Challenge -
Pull out each line of the records holding the string "JSON".

[Figure collection entries]

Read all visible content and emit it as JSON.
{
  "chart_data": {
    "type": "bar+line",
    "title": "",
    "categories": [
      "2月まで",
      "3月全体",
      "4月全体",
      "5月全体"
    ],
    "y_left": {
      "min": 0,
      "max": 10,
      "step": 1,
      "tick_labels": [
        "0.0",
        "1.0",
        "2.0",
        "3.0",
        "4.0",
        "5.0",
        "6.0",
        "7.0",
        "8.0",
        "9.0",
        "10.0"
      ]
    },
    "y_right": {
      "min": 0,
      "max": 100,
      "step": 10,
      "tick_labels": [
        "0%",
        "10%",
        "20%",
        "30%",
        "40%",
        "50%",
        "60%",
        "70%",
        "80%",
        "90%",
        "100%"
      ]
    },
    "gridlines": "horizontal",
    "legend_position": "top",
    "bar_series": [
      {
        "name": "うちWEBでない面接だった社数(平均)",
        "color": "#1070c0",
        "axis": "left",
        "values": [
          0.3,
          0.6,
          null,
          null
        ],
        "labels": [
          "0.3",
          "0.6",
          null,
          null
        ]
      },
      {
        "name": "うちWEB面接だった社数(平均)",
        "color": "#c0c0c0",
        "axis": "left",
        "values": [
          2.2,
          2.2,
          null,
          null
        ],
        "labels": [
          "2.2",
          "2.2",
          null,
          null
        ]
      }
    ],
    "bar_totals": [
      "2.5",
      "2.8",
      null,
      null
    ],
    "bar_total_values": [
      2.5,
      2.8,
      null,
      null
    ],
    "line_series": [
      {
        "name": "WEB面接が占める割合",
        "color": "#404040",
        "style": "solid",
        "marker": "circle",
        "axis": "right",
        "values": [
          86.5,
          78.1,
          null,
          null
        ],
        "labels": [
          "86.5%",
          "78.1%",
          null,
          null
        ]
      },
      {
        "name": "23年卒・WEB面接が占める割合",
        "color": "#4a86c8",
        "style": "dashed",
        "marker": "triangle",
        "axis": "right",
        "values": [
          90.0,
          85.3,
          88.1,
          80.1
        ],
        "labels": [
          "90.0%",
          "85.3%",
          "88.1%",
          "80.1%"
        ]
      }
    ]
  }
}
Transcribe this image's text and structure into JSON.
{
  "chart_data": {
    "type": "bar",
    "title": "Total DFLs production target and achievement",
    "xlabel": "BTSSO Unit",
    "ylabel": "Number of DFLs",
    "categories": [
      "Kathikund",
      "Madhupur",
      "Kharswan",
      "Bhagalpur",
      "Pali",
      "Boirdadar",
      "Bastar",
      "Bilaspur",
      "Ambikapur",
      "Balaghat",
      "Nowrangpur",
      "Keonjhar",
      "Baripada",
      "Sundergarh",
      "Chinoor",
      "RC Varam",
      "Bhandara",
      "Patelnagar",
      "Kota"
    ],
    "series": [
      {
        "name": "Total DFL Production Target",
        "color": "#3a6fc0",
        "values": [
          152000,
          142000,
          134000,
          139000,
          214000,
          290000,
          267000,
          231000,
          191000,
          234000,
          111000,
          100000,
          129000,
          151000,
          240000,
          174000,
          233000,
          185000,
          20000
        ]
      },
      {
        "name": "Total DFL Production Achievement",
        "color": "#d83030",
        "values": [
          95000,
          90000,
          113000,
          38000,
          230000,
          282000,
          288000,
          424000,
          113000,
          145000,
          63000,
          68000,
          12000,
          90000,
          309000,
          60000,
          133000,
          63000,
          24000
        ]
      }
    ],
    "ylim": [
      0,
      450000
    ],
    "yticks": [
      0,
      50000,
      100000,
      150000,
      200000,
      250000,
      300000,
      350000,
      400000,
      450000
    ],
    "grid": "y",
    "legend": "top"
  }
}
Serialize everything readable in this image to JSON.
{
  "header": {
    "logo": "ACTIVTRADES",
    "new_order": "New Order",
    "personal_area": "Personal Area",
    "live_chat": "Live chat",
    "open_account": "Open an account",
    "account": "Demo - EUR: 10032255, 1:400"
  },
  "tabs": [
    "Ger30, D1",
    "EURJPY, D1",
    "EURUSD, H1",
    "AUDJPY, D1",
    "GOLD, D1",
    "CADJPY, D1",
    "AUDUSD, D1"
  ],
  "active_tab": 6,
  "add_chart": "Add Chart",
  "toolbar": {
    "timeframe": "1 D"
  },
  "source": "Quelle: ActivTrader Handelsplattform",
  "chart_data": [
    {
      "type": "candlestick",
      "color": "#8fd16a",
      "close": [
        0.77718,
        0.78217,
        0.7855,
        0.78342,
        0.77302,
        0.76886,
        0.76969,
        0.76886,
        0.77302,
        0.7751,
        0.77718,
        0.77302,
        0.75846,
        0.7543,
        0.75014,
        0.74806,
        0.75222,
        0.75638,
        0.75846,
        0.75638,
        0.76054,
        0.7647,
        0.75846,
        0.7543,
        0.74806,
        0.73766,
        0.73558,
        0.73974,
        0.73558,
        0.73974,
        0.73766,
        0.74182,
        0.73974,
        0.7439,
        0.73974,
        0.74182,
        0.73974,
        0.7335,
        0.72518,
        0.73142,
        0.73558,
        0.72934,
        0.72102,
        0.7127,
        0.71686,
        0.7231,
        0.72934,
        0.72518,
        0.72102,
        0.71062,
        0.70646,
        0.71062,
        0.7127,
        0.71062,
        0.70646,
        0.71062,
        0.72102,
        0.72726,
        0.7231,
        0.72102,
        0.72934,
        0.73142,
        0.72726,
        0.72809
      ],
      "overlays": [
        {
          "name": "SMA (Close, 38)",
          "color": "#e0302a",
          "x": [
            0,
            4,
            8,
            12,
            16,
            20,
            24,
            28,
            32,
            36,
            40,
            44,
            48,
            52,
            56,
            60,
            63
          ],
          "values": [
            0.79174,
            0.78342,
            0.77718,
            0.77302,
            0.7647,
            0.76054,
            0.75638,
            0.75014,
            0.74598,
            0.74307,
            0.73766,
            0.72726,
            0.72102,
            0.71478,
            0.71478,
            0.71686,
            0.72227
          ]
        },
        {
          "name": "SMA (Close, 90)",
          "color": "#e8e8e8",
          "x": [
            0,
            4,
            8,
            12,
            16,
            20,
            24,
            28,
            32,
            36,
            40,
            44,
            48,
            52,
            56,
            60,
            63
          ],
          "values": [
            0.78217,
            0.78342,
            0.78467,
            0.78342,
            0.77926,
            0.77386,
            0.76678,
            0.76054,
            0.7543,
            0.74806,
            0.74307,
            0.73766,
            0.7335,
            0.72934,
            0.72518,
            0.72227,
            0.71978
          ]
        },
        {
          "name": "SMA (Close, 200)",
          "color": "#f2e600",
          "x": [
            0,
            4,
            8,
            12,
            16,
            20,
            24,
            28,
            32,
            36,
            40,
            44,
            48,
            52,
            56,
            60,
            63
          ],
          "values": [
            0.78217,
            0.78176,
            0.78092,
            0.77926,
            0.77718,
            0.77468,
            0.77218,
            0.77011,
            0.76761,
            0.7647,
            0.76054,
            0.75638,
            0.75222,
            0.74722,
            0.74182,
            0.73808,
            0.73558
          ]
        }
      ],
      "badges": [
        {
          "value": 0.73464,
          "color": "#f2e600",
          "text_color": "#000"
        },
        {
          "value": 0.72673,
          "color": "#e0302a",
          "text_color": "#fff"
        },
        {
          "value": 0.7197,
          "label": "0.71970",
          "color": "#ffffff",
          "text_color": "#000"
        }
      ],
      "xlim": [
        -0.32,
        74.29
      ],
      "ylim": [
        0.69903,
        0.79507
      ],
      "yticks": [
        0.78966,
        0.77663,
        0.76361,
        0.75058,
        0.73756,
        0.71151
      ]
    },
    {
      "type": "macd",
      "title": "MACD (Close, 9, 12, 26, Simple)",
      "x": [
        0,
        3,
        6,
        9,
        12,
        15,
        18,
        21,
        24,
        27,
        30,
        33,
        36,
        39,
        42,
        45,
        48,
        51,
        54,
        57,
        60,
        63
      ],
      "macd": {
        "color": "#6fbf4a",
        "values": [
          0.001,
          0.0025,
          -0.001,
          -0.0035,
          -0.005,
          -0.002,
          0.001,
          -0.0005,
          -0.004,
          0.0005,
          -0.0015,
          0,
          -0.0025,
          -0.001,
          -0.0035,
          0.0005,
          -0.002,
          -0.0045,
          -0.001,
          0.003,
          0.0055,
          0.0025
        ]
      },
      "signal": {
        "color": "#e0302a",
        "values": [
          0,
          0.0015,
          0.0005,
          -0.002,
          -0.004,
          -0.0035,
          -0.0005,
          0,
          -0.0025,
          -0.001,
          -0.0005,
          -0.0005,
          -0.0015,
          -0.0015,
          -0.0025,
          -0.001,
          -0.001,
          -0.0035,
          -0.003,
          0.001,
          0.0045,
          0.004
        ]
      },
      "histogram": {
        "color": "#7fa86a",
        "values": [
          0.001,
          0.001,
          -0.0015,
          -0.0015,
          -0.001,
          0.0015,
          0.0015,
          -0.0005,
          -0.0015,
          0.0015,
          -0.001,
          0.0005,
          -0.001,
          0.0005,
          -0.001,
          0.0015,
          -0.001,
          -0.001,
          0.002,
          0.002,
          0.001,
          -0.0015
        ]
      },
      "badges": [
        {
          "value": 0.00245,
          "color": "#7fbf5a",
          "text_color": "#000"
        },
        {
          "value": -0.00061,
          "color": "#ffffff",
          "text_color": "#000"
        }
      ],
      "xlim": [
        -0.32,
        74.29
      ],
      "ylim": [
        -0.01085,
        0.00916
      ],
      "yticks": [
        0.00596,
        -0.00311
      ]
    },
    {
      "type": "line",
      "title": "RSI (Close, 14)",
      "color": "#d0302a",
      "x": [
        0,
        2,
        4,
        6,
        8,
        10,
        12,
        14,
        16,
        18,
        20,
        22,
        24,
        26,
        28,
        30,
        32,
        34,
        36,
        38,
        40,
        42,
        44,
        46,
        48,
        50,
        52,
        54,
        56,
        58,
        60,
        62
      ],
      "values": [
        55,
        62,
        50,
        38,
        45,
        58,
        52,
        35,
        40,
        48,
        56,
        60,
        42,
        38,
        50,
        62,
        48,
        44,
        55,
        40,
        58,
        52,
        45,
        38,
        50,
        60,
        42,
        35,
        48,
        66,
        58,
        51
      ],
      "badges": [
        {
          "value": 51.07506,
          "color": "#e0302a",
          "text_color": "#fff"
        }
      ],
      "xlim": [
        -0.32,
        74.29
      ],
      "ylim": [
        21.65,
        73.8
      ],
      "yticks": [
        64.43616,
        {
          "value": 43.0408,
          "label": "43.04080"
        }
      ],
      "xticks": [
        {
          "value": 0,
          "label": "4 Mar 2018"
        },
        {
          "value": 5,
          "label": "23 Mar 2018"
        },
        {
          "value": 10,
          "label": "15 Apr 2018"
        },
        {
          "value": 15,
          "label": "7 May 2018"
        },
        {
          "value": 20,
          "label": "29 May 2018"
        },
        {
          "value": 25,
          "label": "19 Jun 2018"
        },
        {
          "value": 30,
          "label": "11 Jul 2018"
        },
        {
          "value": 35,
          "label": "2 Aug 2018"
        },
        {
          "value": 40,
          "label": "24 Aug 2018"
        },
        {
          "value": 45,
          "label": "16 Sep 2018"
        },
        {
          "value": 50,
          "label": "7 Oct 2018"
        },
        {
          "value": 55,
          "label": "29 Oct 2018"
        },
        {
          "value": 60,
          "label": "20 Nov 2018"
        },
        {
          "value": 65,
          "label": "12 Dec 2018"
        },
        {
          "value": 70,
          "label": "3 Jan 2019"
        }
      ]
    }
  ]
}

Answer to the exercise -
Read all visible content and emit it as JSON.
Transcribe this image's text and structure into JSON.
Serialize everything readable in this image to JSON.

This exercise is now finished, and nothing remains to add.